## GIVEN TASK
Find all the lines with "JSON" and gather them.

## ITEMS
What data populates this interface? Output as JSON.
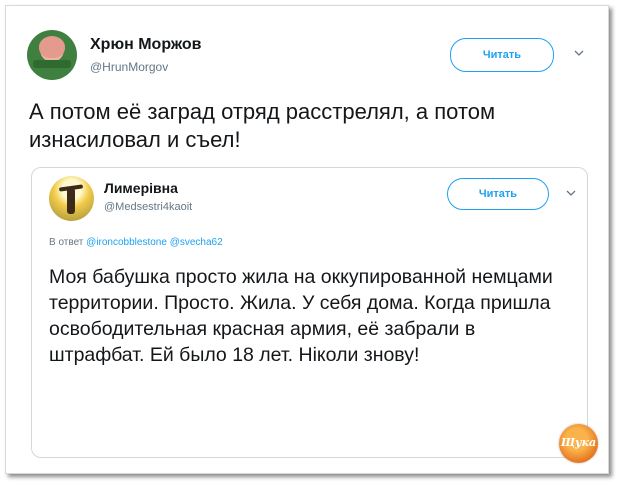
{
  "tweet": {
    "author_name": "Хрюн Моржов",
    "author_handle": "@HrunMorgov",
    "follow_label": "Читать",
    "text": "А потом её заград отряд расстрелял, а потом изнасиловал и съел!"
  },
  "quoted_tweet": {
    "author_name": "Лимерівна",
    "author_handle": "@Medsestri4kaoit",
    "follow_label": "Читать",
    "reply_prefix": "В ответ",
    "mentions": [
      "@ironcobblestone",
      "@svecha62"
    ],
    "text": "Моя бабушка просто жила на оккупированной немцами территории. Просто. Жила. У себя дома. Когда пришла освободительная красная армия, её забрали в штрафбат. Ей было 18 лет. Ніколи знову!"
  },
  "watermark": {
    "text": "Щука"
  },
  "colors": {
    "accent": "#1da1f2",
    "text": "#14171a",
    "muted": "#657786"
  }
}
==
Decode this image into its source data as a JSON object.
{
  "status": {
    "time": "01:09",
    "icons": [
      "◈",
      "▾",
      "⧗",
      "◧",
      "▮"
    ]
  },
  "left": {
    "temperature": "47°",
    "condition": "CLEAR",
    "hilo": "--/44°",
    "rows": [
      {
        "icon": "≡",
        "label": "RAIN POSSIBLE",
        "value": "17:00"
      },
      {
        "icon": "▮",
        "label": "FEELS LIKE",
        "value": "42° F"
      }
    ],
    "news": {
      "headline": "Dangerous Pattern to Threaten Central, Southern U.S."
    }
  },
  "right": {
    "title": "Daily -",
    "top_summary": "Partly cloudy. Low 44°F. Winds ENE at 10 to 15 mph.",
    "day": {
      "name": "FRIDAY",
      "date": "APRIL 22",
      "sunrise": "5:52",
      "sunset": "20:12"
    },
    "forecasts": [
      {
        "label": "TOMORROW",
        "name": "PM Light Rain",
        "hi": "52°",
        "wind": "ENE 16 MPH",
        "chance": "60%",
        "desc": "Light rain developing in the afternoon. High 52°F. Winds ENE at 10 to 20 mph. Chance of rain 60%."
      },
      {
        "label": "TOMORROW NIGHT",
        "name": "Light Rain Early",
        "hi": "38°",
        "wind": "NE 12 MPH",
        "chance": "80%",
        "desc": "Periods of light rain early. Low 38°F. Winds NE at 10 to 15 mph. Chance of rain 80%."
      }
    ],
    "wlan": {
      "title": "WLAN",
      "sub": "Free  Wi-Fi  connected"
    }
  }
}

## EXERCISE RESPONSE
What data populates this interface? Output as JSON.
Decode this image into its source data as a JSON object.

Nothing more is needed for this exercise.